## What is asked
Please show, in full, every line of the rows below that contains the word "time".
****************************************
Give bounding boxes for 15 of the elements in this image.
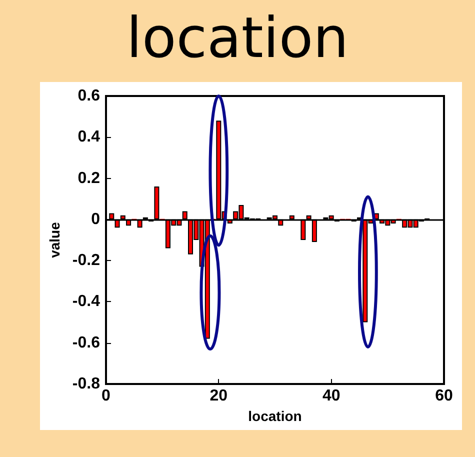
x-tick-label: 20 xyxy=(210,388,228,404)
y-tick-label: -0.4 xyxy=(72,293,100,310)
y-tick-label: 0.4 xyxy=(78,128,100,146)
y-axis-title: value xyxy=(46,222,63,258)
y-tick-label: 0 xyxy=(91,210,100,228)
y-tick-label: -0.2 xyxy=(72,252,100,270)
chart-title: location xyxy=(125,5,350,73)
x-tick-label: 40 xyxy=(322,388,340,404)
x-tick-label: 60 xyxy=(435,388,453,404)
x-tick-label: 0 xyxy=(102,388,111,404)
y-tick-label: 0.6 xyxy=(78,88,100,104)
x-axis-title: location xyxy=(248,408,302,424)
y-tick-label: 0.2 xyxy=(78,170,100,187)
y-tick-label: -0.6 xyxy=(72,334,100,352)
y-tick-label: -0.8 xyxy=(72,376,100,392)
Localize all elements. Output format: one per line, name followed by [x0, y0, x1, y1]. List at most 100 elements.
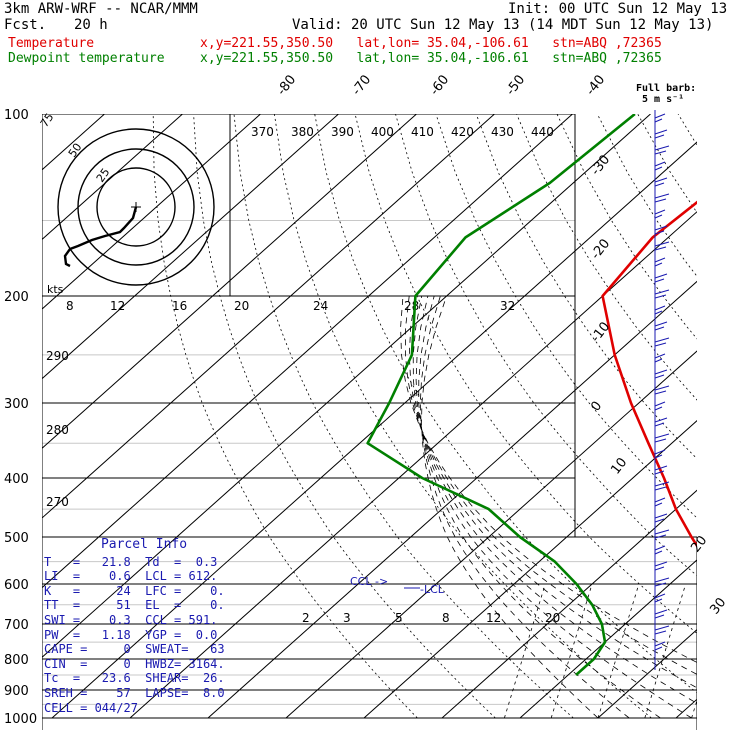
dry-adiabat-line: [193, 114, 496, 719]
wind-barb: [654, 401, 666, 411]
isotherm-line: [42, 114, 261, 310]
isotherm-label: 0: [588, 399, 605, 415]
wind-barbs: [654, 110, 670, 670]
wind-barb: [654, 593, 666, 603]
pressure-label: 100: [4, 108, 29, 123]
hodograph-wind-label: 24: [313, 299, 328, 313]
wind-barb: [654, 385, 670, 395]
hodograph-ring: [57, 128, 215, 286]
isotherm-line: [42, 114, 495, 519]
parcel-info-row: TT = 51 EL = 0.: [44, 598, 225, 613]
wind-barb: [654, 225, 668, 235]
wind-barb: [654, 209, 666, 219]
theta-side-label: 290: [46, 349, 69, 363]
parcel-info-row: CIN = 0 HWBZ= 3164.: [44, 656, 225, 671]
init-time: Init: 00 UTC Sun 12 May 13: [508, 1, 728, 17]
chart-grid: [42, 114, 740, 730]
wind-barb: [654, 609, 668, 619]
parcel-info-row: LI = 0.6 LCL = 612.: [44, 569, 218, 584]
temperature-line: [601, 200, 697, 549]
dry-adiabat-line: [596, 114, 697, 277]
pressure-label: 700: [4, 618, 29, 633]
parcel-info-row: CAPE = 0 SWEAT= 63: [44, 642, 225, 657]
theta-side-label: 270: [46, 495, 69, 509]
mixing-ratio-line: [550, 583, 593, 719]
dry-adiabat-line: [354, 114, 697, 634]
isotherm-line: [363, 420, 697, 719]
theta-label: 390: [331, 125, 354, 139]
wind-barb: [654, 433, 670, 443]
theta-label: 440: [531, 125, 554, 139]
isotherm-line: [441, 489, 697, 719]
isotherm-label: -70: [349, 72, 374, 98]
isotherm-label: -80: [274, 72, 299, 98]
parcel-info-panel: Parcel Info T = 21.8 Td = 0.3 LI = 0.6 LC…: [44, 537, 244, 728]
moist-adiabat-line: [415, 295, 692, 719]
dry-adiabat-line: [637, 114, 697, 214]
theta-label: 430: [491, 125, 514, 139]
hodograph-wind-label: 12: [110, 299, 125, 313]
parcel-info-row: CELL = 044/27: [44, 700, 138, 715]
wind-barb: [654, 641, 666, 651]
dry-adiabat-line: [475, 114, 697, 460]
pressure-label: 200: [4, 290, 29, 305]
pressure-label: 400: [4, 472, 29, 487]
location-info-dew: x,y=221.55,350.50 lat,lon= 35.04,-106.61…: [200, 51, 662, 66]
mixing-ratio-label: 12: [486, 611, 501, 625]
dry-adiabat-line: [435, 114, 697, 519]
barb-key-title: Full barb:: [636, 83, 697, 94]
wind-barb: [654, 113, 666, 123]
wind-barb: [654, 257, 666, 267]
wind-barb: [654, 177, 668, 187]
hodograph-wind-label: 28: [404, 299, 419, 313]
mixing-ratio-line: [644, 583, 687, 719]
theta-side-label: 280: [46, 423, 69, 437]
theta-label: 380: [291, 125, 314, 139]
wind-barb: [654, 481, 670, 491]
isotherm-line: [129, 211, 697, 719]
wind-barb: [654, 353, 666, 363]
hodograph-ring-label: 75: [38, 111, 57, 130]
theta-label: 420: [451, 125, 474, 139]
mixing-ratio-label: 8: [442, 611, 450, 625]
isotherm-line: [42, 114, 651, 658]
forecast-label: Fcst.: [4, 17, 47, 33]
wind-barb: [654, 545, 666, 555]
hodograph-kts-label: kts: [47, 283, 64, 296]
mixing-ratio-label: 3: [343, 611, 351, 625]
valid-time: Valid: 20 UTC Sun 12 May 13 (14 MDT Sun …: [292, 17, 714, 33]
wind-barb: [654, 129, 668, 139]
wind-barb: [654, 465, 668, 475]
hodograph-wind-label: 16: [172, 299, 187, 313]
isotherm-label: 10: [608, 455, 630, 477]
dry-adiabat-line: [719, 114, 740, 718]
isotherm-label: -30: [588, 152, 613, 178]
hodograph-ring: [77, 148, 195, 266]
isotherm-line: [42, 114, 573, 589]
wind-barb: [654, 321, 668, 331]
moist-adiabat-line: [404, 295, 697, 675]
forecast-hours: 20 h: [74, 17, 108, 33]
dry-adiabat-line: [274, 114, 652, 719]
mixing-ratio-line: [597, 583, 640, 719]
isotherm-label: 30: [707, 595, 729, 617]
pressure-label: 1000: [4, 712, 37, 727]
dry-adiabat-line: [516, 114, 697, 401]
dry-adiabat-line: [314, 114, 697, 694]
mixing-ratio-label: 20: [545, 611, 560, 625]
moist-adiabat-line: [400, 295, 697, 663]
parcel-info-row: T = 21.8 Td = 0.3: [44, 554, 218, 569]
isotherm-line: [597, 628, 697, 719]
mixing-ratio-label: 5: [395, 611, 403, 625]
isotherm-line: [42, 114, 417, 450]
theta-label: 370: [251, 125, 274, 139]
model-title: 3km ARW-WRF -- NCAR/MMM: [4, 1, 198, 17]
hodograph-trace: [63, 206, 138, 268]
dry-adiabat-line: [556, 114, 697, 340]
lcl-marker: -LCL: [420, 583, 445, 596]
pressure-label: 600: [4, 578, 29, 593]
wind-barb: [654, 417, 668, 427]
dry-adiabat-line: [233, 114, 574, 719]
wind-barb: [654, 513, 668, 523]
****************************************
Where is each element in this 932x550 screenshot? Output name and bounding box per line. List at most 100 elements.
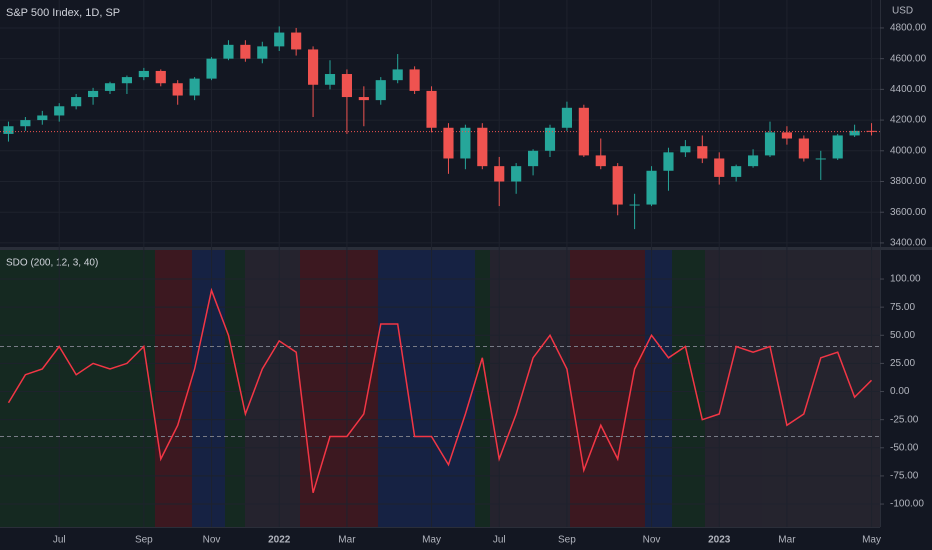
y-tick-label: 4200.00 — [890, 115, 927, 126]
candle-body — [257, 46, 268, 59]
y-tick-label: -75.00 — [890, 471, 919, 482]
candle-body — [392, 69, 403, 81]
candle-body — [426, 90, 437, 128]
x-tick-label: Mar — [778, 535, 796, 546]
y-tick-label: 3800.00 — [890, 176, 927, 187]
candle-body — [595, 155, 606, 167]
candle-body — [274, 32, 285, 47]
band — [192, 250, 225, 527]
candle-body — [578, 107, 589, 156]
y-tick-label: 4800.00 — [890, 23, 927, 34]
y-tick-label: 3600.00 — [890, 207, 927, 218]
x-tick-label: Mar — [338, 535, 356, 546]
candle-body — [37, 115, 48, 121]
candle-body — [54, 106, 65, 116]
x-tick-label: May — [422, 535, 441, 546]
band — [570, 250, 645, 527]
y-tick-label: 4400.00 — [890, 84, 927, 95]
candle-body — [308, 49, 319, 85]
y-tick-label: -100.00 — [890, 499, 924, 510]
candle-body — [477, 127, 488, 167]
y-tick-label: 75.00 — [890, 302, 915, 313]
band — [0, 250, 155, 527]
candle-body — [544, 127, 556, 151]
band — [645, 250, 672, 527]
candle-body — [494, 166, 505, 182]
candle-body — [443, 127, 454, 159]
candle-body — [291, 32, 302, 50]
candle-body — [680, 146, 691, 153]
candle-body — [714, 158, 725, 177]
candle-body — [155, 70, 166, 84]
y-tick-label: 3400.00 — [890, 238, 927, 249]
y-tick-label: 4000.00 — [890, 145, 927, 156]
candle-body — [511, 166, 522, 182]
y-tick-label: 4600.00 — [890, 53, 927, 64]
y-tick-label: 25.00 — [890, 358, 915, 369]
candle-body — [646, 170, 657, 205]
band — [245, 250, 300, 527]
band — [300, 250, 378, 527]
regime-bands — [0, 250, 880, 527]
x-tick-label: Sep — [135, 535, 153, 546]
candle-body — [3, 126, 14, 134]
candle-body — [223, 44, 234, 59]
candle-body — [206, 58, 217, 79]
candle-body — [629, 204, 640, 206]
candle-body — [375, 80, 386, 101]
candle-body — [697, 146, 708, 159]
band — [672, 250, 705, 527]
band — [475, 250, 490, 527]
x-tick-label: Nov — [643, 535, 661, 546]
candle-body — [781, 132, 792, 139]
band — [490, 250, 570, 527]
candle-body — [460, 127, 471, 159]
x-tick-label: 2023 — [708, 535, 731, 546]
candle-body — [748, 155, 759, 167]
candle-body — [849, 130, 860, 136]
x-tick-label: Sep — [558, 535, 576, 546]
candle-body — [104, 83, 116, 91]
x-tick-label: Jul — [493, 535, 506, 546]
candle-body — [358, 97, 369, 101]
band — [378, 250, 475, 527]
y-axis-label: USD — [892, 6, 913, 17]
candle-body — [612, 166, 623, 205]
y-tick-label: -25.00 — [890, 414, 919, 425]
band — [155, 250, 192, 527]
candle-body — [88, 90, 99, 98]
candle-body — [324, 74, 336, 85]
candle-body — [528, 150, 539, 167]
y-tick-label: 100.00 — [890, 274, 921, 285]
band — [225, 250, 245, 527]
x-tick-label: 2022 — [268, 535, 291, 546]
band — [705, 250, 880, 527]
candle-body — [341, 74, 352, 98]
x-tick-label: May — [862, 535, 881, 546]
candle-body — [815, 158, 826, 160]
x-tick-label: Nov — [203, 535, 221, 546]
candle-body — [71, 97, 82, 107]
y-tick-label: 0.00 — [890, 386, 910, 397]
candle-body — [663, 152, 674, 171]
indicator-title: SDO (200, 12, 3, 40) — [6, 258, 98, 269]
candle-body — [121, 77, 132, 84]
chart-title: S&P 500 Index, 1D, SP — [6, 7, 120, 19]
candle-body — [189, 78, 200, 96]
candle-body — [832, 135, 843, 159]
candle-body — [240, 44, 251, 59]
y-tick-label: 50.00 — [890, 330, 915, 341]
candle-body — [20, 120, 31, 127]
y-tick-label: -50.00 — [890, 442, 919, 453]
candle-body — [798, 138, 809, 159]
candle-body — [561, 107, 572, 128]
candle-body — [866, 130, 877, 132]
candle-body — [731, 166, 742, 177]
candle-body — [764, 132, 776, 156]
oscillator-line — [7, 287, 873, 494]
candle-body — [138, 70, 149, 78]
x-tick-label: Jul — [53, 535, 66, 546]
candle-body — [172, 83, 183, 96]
****************************************
## Exercise output
init-time: Init: 00 UTC Sun 12 May 13: [508, 1, 728, 17]
valid-time: Valid: 20 UTC Sun 12 May 13 (14 MDT Sun …: [292, 17, 714, 33]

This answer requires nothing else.